START TASK DATA

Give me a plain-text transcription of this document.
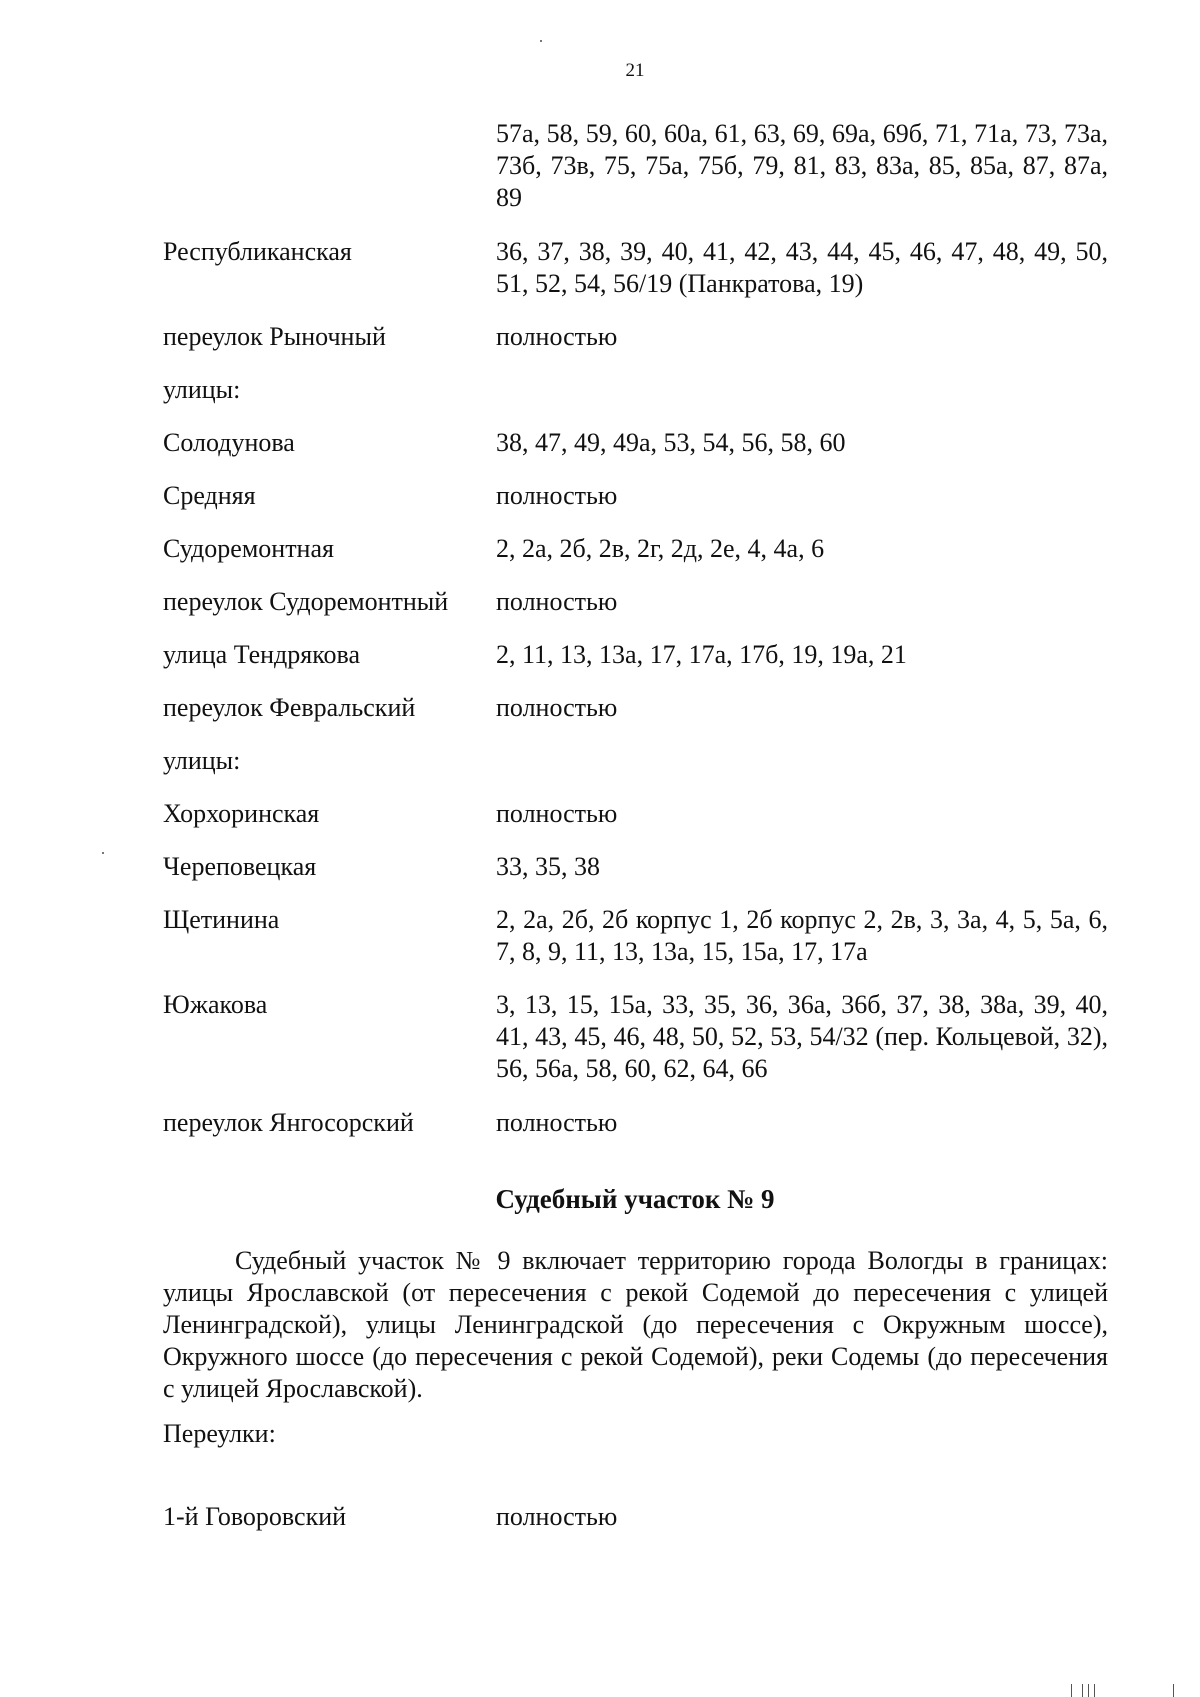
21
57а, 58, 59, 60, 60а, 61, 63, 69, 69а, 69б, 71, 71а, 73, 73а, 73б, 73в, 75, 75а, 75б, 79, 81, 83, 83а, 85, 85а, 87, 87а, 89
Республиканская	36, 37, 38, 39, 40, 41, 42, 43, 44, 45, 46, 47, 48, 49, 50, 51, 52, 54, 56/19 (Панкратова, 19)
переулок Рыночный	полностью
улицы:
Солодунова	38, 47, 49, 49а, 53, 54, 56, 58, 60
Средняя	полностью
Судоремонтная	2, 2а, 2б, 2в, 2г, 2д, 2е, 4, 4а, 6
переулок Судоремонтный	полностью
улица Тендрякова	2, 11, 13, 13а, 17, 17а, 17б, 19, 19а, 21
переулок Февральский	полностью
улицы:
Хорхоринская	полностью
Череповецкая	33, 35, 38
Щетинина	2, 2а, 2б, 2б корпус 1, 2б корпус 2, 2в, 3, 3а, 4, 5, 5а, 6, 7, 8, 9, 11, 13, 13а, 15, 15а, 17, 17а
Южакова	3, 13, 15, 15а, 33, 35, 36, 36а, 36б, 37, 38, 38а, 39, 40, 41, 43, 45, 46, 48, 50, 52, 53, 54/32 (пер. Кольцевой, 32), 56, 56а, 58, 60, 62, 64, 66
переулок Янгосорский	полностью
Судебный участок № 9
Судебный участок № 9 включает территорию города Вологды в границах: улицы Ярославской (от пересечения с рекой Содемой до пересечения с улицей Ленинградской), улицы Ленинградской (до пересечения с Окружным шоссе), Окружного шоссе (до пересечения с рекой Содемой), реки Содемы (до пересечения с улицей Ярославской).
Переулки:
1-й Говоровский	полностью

END TASK DATA

WHAT TO DO >>
Copy each line of the listing that contains the string "участок".

CORRECT ANSWER >>
Судебный участок № 9
Судебный участок № 9 включает территорию города Вологды в границах: улицы Ярославской (от пересечения с рекой Содемой до пересечения с улицей Ленинградской), улицы Ленинградской (до пересечения с Окружным шоссе), Окружного шоссе (до пересечения с рекой Содемой), реки Содемы (до пересечения с улицей Ярославской).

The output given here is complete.